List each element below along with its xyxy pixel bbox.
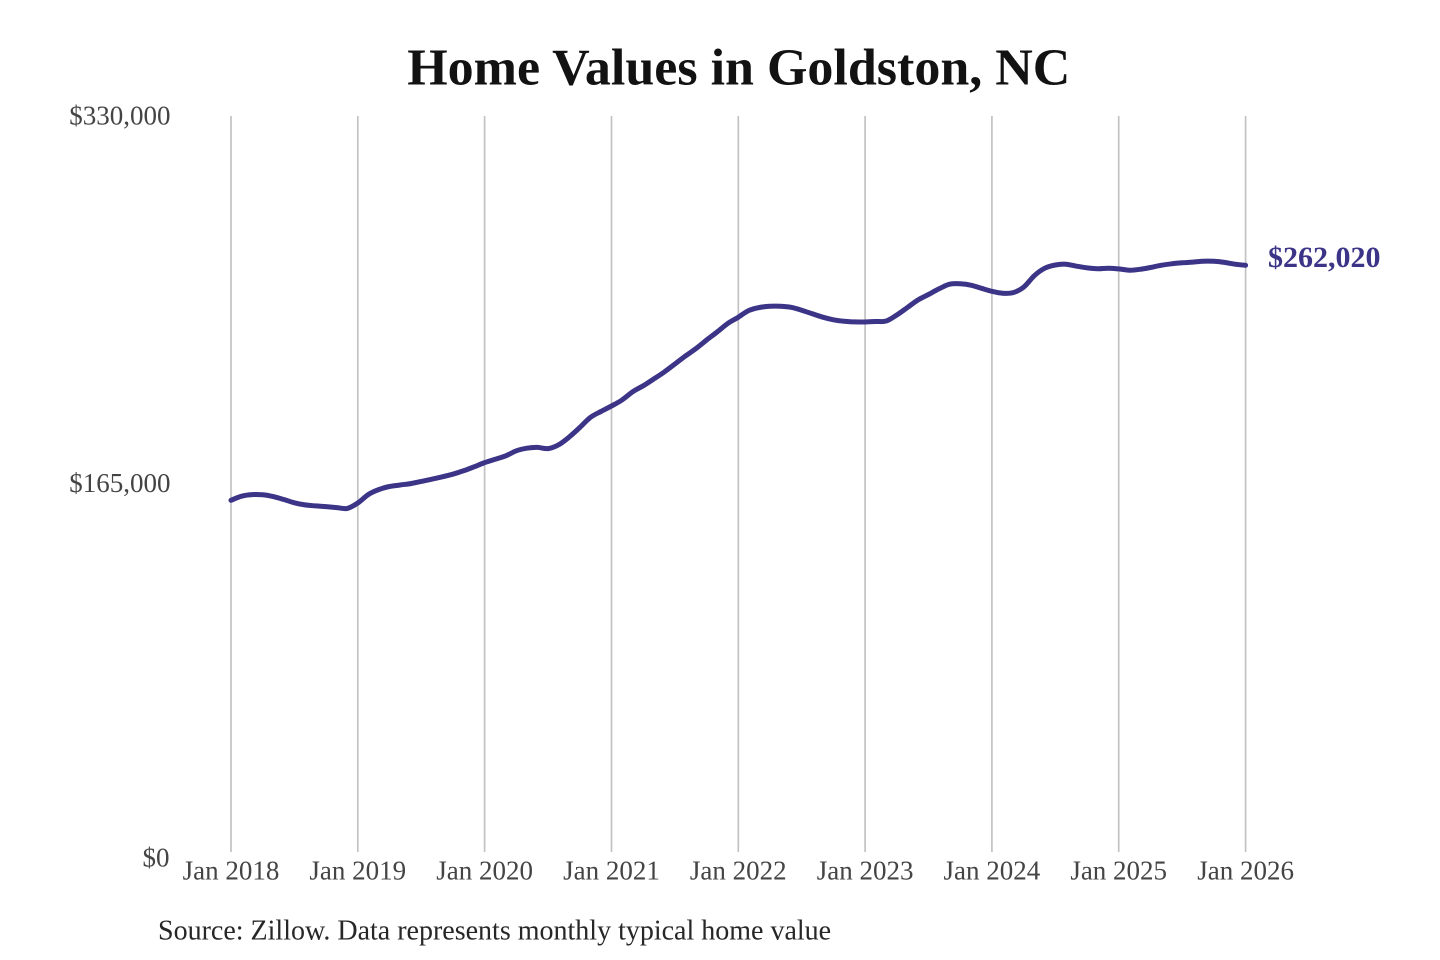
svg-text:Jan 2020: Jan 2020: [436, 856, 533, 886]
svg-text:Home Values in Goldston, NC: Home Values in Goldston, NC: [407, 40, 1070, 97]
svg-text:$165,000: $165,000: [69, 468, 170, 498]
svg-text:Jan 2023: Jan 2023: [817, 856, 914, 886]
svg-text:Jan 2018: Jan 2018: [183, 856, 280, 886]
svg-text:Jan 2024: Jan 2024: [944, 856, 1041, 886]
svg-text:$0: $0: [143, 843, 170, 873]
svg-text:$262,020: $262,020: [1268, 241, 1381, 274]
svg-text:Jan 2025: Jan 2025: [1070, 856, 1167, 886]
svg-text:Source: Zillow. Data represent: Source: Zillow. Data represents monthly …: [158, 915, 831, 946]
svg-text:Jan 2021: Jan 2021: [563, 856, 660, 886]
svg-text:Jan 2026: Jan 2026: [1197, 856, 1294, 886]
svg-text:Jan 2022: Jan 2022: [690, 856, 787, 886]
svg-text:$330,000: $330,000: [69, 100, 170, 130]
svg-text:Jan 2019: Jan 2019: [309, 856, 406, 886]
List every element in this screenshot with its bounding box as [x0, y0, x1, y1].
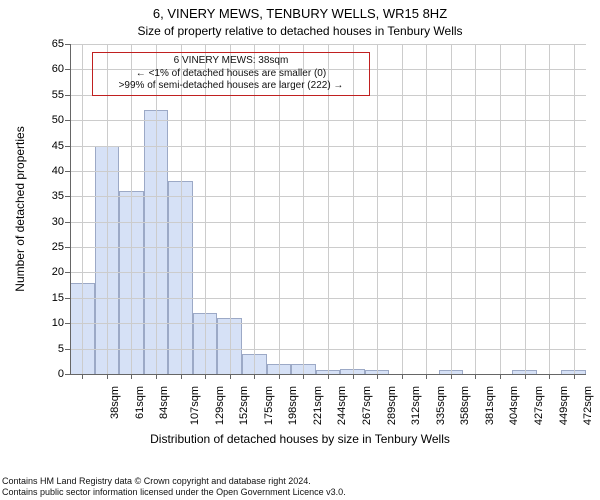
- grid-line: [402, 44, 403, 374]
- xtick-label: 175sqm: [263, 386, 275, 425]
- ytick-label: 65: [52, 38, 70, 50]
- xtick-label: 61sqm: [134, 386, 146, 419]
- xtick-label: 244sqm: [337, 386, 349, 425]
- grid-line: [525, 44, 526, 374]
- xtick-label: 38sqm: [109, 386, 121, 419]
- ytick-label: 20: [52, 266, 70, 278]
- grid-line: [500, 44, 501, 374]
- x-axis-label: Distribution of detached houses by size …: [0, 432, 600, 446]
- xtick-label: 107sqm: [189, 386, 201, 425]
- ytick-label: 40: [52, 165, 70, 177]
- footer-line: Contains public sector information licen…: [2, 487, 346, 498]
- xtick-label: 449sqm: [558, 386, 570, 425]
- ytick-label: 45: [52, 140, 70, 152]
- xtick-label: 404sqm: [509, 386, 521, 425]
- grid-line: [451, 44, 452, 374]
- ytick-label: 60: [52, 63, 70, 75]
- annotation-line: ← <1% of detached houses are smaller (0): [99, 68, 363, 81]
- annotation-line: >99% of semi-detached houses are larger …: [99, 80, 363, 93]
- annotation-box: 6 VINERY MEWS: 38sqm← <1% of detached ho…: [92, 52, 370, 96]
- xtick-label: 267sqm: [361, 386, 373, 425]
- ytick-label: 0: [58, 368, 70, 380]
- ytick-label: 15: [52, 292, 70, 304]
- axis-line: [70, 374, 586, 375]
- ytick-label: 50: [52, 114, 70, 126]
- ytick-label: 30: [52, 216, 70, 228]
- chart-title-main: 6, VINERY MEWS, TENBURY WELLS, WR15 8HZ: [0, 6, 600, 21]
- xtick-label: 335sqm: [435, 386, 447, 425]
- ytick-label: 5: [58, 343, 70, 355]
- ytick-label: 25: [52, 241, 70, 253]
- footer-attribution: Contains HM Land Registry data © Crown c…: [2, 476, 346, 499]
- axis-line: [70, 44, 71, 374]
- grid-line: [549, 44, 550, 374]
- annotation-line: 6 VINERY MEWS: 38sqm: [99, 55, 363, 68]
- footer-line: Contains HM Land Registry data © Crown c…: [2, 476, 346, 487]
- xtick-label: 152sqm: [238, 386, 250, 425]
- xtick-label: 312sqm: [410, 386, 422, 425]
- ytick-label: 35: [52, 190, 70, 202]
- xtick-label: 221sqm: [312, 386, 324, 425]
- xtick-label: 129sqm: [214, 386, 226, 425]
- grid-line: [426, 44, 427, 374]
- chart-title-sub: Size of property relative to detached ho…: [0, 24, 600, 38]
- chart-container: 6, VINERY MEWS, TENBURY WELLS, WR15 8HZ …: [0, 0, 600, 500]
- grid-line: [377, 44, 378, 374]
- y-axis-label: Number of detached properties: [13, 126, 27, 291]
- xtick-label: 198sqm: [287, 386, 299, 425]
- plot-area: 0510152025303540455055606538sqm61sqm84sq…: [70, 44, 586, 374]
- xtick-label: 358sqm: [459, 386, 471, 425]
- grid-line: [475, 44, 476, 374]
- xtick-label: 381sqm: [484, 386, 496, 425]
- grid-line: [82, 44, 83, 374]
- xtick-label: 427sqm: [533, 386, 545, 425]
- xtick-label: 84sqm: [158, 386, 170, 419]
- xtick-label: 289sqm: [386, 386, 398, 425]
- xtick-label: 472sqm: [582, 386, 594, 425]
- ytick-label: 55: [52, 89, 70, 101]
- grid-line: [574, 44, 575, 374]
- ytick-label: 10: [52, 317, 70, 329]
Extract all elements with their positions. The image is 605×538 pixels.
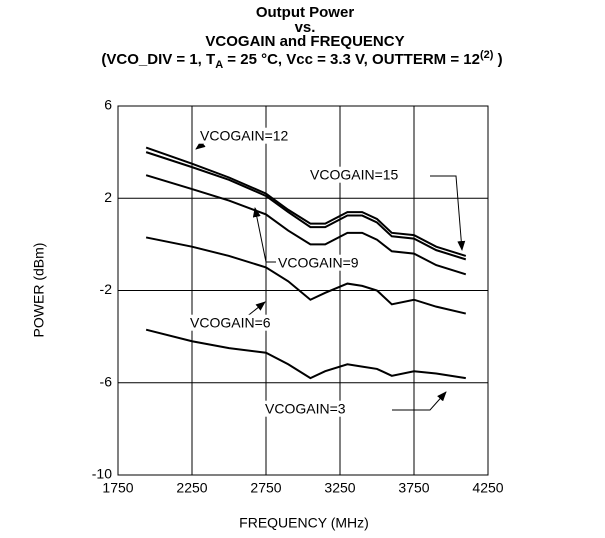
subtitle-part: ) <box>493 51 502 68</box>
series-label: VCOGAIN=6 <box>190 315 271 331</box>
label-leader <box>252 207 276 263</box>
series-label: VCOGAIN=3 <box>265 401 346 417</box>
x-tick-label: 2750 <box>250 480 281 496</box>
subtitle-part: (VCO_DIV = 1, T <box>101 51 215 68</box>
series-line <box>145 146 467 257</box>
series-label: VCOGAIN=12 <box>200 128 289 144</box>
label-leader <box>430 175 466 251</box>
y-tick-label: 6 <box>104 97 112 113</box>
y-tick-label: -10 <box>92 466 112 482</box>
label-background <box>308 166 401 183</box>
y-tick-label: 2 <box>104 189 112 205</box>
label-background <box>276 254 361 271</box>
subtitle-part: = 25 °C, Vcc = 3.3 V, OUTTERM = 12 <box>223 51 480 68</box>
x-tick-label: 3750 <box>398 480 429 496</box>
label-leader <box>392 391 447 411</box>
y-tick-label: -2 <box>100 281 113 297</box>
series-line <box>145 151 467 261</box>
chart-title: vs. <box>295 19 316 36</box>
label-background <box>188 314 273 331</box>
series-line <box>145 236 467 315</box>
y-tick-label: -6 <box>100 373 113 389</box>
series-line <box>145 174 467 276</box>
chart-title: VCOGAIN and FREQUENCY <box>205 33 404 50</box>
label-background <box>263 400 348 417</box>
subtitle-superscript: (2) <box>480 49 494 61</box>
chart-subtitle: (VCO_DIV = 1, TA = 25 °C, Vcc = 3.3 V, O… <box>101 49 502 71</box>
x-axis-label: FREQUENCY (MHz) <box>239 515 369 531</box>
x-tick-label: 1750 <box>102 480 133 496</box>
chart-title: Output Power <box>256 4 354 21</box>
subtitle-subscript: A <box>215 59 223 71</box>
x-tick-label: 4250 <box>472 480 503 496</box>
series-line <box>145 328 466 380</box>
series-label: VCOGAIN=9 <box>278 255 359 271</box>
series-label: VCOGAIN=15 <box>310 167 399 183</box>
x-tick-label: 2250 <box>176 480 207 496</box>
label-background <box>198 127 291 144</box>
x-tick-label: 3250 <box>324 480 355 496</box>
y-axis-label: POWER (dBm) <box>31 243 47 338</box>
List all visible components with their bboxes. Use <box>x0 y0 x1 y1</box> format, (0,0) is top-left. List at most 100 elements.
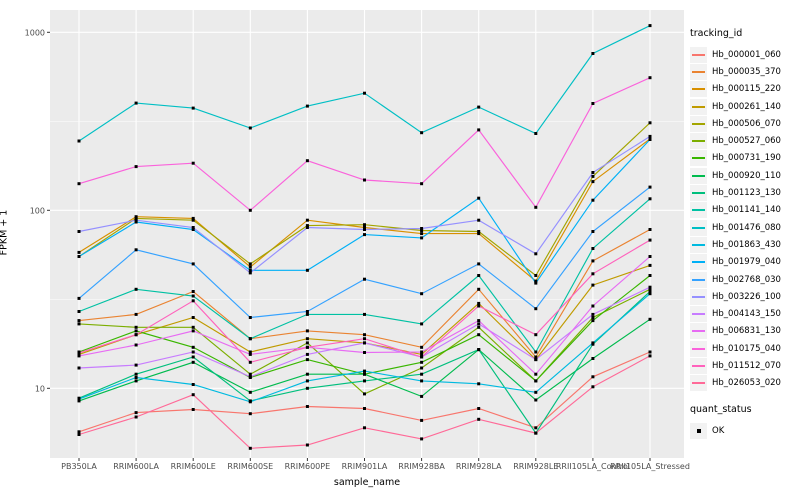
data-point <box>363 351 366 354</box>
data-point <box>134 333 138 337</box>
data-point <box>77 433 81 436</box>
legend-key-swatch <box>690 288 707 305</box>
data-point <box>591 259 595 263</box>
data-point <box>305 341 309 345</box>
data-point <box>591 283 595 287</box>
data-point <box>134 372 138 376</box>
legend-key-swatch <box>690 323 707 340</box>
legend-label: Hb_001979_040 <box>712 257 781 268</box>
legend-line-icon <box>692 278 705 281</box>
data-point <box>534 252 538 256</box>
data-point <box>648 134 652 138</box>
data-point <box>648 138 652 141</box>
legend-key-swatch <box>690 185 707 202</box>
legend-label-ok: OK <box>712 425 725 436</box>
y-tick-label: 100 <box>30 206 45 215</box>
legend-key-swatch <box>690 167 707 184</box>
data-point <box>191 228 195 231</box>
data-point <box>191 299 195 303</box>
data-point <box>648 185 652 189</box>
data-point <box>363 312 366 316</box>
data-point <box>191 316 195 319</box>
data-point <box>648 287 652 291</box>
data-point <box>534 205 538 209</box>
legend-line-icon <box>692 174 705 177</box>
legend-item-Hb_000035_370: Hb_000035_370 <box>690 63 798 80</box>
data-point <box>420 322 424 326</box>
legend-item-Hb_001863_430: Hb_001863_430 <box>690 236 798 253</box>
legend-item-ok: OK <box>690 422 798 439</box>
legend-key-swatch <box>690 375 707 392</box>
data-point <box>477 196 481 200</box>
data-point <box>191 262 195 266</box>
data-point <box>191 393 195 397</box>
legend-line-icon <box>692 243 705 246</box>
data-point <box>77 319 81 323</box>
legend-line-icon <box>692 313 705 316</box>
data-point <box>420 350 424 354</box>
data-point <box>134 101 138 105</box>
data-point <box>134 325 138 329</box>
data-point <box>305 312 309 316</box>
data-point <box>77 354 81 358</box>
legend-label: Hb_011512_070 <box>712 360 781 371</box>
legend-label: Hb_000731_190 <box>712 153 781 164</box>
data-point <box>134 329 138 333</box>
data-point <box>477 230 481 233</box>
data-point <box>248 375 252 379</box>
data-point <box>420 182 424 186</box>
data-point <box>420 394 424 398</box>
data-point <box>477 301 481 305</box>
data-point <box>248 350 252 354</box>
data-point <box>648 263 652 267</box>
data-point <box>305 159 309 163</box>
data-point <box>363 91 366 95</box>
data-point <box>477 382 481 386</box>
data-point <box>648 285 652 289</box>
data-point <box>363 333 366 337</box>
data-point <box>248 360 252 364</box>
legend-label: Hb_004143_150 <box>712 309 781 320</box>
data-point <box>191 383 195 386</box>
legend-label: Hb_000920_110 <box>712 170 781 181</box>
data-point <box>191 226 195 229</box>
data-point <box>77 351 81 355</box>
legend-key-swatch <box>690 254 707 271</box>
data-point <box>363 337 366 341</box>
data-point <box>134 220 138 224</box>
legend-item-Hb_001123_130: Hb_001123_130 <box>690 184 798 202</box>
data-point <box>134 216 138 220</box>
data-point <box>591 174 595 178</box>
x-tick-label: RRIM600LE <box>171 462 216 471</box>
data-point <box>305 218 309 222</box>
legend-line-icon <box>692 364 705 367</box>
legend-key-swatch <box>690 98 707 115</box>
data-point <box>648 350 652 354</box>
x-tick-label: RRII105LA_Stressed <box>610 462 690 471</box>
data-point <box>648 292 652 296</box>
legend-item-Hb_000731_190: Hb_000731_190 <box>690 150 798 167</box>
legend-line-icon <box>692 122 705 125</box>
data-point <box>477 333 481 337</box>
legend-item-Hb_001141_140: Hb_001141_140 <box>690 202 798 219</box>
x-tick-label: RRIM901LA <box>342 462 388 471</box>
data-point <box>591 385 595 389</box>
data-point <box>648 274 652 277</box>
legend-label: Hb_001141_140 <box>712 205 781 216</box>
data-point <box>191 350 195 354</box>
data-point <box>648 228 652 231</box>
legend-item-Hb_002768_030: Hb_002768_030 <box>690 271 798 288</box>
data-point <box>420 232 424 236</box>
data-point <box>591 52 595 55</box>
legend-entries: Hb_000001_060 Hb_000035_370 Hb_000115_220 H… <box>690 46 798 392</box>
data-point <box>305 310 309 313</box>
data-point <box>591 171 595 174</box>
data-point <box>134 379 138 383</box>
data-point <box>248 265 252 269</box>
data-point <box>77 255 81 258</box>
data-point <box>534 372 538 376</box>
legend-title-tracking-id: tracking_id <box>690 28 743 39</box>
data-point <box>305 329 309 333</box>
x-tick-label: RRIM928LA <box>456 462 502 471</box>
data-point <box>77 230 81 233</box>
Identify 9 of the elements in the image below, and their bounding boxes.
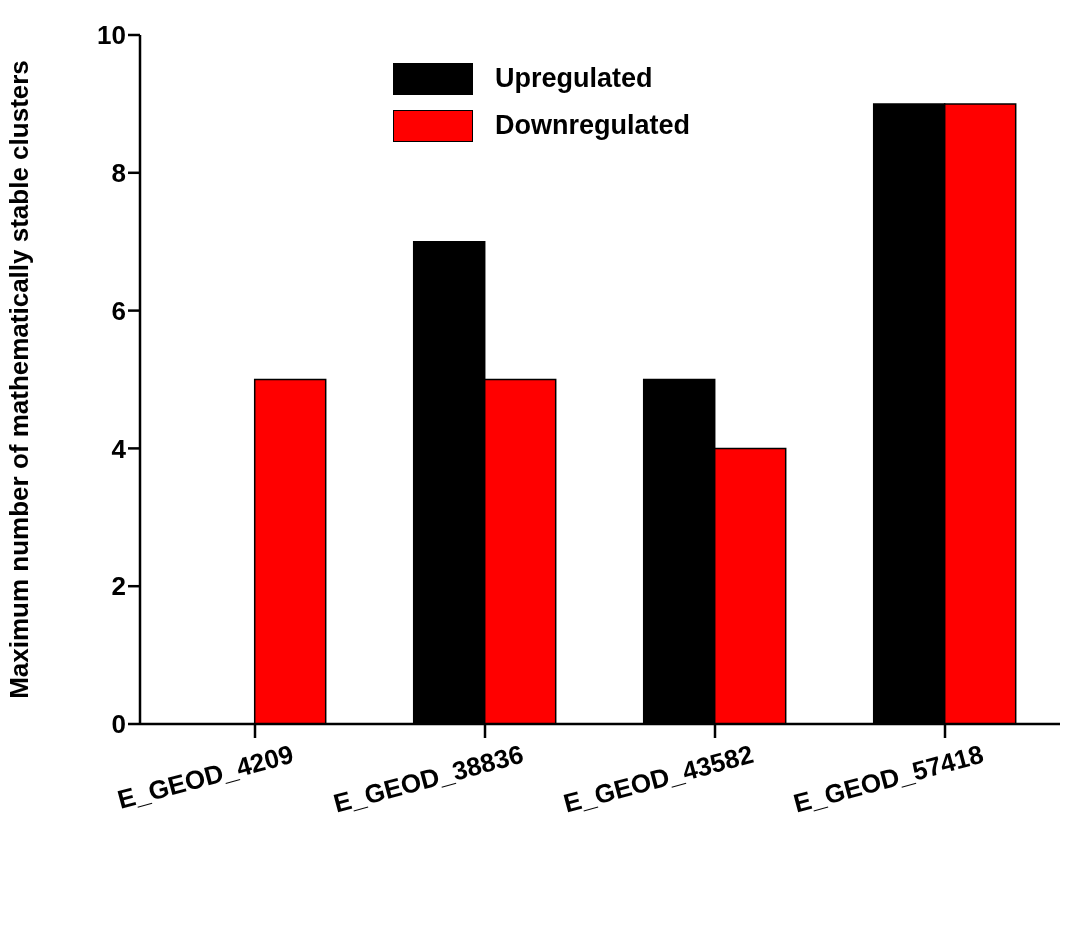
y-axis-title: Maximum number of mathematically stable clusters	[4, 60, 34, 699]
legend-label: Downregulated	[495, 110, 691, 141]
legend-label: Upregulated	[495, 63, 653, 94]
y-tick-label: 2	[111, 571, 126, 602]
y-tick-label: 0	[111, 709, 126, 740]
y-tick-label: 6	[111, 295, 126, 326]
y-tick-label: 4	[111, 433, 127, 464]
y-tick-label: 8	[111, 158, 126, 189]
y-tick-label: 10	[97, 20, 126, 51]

_ _ _ _ _ _ _

• **GIVEN INSTRUCTION**
Please reproduce the entries from the line containing "subtitle-part: ) <box>493 51 502 68</box>" through the line containing "label-leader <box>430 175 466 251</box>", both included, with no changes.

• **RESULT OF THIS TASK**
subtitle-part: ) <box>493 51 502 68</box>
series-label: VCOGAIN=6 <box>190 315 271 331</box>
label-leader <box>252 207 276 263</box>
series-label: VCOGAIN=3 <box>265 401 346 417</box>
x-tick-label: 2750 <box>250 480 281 496</box>
subtitle-part: (VCO_DIV = 1, T <box>101 51 215 68</box>
series-line <box>145 146 467 257</box>
series-label: VCOGAIN=12 <box>200 128 289 144</box>
label-leader <box>430 175 466 251</box>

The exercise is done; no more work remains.